*** Text provided ***

The State Fair

science_fair_projects.gifAs far as I’m concerned, two things of note happened in 1994.  First, I won the science fair.  And second, after spending weeks recreating a miniature, but insanely scrupulous papier-mâché Mt. Rushmore, I lost the fifth grade “state fair” by handing out fist-sized bags of pure, unadorned flour as a snack during my oral presentation.  And yet, neither the triumph nor the failure were really mine alone: I had what’s known a yes-man on both counts.  (You know who you are.  Mom.)

My science fair experiment, adapted from a handy “ideas for science fair experiments” book that my mother had bought me, involved gauging a volunteer’s stress level, showing them a bit of a scary movie, and then checking to see how the clip had affected their heart rate.  I can remember that the book recommended Psycho as an anxiety-provoking choice, and that it specified that the experiment be performed on adults not currently taking any medication.  As we didn’t own Psycho – nor possess many reliably non-medicated family friends - I came up with a few minor variables of my own. 

natural_born_killers.jpgExcited, I told my mother what I planned to do, and with her uncanny ability to support what is least appropriate for children, she approved it.  And so, armed with my middle-aged father’s at-home blood pressure finger cuff, I subjected thirty-two Catholic ten-year-olds to select scenes from a Natural Born Killers VHS tape.  The results were fantastic, and not only for the science fair: in the eyes of my peers, some of whom had never seen a PG13 movie, I instantly reigned supreme.  (Looking back on this I remember it as being better than any birthday.  We all lined up in school uniform, our happily terrified faces illuminated by the warm glow of unsuitable footage, and giddily awaited the blood pressure machine’s serious, medical beep…  Did we make them, or their parents, sign release forms?  How were we not sued by a trove of angry Catholics? )

*** End of Text provided ***
*** Data listing ***

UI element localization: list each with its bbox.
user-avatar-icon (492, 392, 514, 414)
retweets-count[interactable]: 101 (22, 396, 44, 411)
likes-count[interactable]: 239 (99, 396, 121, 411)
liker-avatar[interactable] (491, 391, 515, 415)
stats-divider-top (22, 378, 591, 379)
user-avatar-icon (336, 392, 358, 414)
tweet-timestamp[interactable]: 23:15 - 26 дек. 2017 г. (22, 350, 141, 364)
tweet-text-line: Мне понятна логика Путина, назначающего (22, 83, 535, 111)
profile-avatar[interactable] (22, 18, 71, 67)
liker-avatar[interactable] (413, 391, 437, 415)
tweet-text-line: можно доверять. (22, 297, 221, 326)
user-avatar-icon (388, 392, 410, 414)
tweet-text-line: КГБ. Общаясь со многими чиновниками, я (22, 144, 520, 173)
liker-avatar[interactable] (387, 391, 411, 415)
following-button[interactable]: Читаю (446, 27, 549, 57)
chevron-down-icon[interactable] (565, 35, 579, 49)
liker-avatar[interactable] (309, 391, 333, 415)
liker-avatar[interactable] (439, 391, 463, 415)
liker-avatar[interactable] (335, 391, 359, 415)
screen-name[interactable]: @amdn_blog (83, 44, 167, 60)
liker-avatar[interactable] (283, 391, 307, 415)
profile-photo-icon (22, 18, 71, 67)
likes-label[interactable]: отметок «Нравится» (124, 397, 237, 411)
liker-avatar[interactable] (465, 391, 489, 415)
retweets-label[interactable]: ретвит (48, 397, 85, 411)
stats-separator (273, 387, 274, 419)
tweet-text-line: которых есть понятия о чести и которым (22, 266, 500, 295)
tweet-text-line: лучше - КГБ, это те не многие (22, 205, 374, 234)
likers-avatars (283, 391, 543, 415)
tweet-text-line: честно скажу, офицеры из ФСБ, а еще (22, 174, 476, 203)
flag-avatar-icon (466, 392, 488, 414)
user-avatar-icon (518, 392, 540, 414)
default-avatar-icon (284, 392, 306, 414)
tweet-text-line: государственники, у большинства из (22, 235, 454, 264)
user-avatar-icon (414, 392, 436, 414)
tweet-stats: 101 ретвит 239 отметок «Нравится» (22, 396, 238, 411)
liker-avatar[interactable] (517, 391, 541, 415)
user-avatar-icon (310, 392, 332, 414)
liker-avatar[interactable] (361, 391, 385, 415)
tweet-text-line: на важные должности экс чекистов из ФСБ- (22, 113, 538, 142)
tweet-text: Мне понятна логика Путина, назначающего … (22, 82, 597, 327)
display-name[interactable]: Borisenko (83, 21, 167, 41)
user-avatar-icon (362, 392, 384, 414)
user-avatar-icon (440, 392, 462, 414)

*** End of Data listing ***

#### Task instructions:
1) Return the portion of the state fair essay starting at "natural_born_killers.jpgExcited, I told" and ending at "angry Catholics? )".
2) Does the state fair essay support each statement below? Answer yes or no for each, quoting the words from the essay that decide it.
(a) The science fair book recommended Psycho as the film to show.
(b) The finger cuff used in the experiment belonged to the narrator's mother.
(c) The narrator won the fifth grade state fair.

#### Responses in order:
1)
natural_born_killers.jpgExcited, I told my mother what I planned to do, and with her uncanny ability to support what is least appropriate for children, she approved it.  And so, armed with my middle-aged father’s at-home blood pressure finger cuff, I subjected thirty-two Catholic ten-year-olds to select scenes from a Natural Born Killers VHS tape.  The results were fantastic, and not only for the science fair: in the eyes of my peers, some of whom had never seen a PG13 movie, I instantly reigned supreme.  (Looking back on this I remember it as being better than any birthday.  We all lined up in school uniform, our happily terrified faces illuminated by the warm glow of unsuitable footage, and giddily awaited the blood pressure machine’s serious, medical beep…  Did we make them, or their parents, sign release forms?  How were we not sued by a trove of angry Catholics? )

2)
(a) Yes: "the book recommended Psycho as an anxiety-provoking choice"
(b) No: "armed with my middle-aged father’s at-home blood pressure finger cuff"
(c) No: "I lost the fifth grade “state fair”"